_Required task_:
Go through the data below and copy it exactly, skipping every picture.

_Dataset excerpts_:

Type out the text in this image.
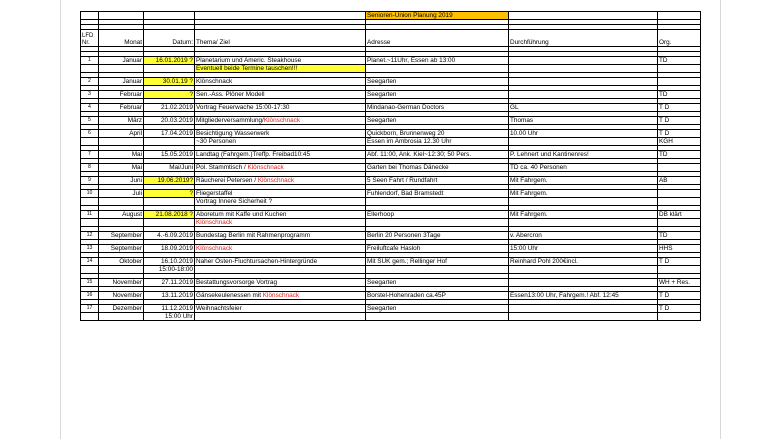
				Senioren-Union Planung 2019		

LFD
Nr.	Monat	Datum:	Thema/ Ziel	Adresse	Durchführung	Org.

1	Januar	16.01.2019 ?	Planetarium und Americ. Steakhouse	Planet.~11Uhr, Essen ab 13:00		TD
			Eventuell beide Termine tauschen!!!			

2	Januar	30.01.19 ?	Klönschnack	Seegarten		

3	Februar	?	Sen.-Ass. Plöner Modell	Seegarten		TD

4	Februar	21.02.2019	Vortrag Feuerwache 15:00-17:30	Mindanao-German Doctors	GL	T D

5	März	20.03.2019	Mitgliederversammlung/Klönschnack	Seegarten	Thomas	T D

6	April	17.04.2019	Besichtigung Wasserwerk	Quickborn, Brunnenweg 20	10.00 Uhr	T D
			~30 Personen	Essen im Ambrosia 12.30 Uhr		KGH

7	Mai	15.05.2019	Landtag (Fahrgem.)Treffp. Freibad10:45	Abf. 11:00, Ank. Kiel~12:30; 50 Pers.	P. Lehnert und Kantinenres!	TD

8	Mai	Mai/Juni	Pol. Stammtisch / Klönschnack	Garten bei Thomas Dänecke	TD ca. 40 Personen	

9	Juni	19.06.2019?	Räucherei Petersen / Klönschnack	5 Seen Fahrt / Rundfahrt	Mit Fahrgem.	AB

10	Juli	?	Fliegerstaffel	Fuhlendorf, Bad Bramstedt	Mit Fahrgem.	
			Vortrag Innere Sicherheit ?			

11	August	21.08.2018 ?	Aboretum mit Kaffe und Kuchen	Ellerhoop	Mit Fahrgem.	DB klärt
			Klönschnack			

12	September	4.-6.09.2019	Bundestag Berlin mit Rahmenprogramm	Berlin 20 Personen 3Tage	v. Abercron	TD

13	September	18.09.2019	Klönschnack	Freiluftcafe Hasloh	15:00 Uhr	HHS

14	Oktober	16.10.2019	Naher Osten-Fluchtursachen-Hintergründe	Mit SUK gem.; Rellinger Hof	Reinhard Pohl 200€incl.	T D
		15:00-18:00				

15	November	27.11.2019	Bestattungsvorsorge Vortrag	Seegarten		WH + Res.

16	November	13.11.2019	Gänsekeulenessen mit Klönschnack	Borstel-Hohenraden ca.45P	Essen13:00 Uhr, Fahrgem.! Abf. 12:45	T D

17	Dezember	11.12.2019	Weihnachtsfeier	Seegarten		T D
		15:00 Uhr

_Problem solution_:
Type out the text in this image.
				Senioren-Union Planung 2019		

LFD
Nr.	Monat	Datum:	Thema/ Ziel	Adresse	Durchführung	Org.

1	Januar	16.01.2019 ?	Planetarium und Americ. Steakhouse	Planet.~11Uhr, Essen ab 13:00		TD
			Eventuell beide Termine tauschen!!!			

2	Januar	30.01.19 ?	Klönschnack	Seegarten		

3	Februar	?	Sen.-Ass. Plöner Modell	Seegarten		TD

4	Februar	21.02.2019	Vortrag Feuerwache 15:00-17:30	Mindanao-German Doctors	GL	T D

5	März	20.03.2019	Mitgliederversammlung/Klönschnack	Seegarten	Thomas	T D

6	April	17.04.2019	Besichtigung Wasserwerk	Quickborn, Brunnenweg 20	10.00 Uhr	T D
			~30 Personen	Essen im Ambrosia 12.30 Uhr		KGH

7	Mai	15.05.2019	Landtag (Fahrgem.)Treffp. Freibad10:45	Abf. 11:00, Ank. Kiel~12:30; 50 Pers.	P. Lehnert und Kantinenres!	TD

8	Mai	Mai/Juni	Pol. Stammtisch / Klönschnack	Garten bei Thomas Dänecke	TD ca. 40 Personen	

9	Juni	19.06.2019?	Räucherei Petersen / Klönschnack	5 Seen Fahrt / Rundfahrt	Mit Fahrgem.	AB

10	Juli	?	Fliegerstaffel	Fuhlendorf, Bad Bramstedt	Mit Fahrgem.	
			Vortrag Innere Sicherheit ?			

11	August	21.08.2018 ?	Aboretum mit Kaffe und Kuchen	Ellerhoop	Mit Fahrgem.	DB klärt
			Klönschnack			

12	September	4.-6.09.2019	Bundestag Berlin mit Rahmenprogramm	Berlin 20 Personen 3Tage	v. Abercron	TD

13	September	18.09.2019	Klönschnack	Freiluftcafe Hasloh	15:00 Uhr	HHS

14	Oktober	16.10.2019	Naher Osten-Fluchtursachen-Hintergründe	Mit SUK gem.; Rellinger Hof	Reinhard Pohl 200€incl.	T D
		15:00-18:00				

15	November	27.11.2019	Bestattungsvorsorge Vortrag	Seegarten		WH + Res.

16	November	13.11.2019	Gänsekeulenessen mit Klönschnack	Borstel-Hohenraden ca.45P	Essen13:00 Uhr, Fahrgem.! Abf. 12:45	T D

17	Dezember	11.12.2019	Weihnachtsfeier	Seegarten		T D
		15:00 Uhr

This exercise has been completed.